TASK DIRECTIONS =
Restate the entries below word for word, omitting nothing.

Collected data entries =
# # # # # # #
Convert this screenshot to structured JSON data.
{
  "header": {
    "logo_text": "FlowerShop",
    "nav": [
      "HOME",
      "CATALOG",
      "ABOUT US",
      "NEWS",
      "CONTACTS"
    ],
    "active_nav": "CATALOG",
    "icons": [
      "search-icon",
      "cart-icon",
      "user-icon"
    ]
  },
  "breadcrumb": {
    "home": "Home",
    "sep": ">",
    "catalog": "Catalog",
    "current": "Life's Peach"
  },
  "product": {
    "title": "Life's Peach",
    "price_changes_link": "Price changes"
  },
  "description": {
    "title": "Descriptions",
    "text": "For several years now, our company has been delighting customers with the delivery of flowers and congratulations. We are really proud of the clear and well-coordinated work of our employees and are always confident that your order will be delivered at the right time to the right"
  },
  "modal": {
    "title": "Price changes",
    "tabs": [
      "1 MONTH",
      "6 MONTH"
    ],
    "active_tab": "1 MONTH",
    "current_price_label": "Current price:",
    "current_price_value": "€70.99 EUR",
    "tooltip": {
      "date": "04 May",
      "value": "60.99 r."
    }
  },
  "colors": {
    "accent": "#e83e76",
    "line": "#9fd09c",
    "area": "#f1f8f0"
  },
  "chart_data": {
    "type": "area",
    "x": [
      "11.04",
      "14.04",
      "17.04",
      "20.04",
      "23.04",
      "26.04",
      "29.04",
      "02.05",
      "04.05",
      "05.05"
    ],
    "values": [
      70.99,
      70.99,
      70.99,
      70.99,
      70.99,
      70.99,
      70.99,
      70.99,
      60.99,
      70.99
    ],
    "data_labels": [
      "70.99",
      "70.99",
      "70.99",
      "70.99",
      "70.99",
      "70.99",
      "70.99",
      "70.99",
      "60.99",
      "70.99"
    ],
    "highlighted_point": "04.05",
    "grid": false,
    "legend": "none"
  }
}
# # # # # # #
FINAL ANSWER =
Convert this screenshot to structured JSON data.
{
  "header": {
    "logo_text": "FlowerShop",
    "nav": [
      "HOME",
      "CATALOG",
      "ABOUT US",
      "NEWS",
      "CONTACTS"
    ],
    "active_nav": "CATALOG",
    "icons": [
      "search-icon",
      "cart-icon",
      "user-icon"
    ]
  },
  "breadcrumb": {
    "home": "Home",
    "sep": ">",
    "catalog": "Catalog",
    "current": "Life's Peach"
  },
  "product": {
    "title": "Life's Peach",
    "price_changes_link": "Price changes"
  },
  "description": {
    "title": "Descriptions",
    "text": "For several years now, our company has been delighting customers with the delivery of flowers and congratulations. We are really proud of the clear and well-coordinated work of our employees and are always confident that your order will be delivered at the right time to the right"
  },
  "modal": {
    "title": "Price changes",
    "tabs": [
      "1 MONTH",
      "6 MONTH"
    ],
    "active_tab": "1 MONTH",
    "current_price_label": "Current price:",
    "current_price_value": "€70.99 EUR",
    "tooltip": {
      "date": "04 May",
      "value": "60.99 r."
    }
  },
  "colors": {
    "accent": "#e83e76",
    "line": "#9fd09c",
    "area": "#f1f8f0"
  },
  "chart_data": {
    "type": "area",
    "x": [
      "11.04",
      "14.04",
      "17.04",
      "20.04",
      "23.04",
      "26.04",
      "29.04",
      "02.05",
      "04.05",
      "05.05"
    ],
    "values": [
      70.99,
      70.99,
      70.99,
      70.99,
      70.99,
      70.99,
      70.99,
      70.99,
      60.99,
      70.99
    ],
    "data_labels": [
      "70.99",
      "70.99",
      "70.99",
      "70.99",
      "70.99",
      "70.99",
      "70.99",
      "70.99",
      "60.99",
      "70.99"
    ],
    "highlighted_point": "04.05",
    "grid": false,
    "legend": "none"
  }
}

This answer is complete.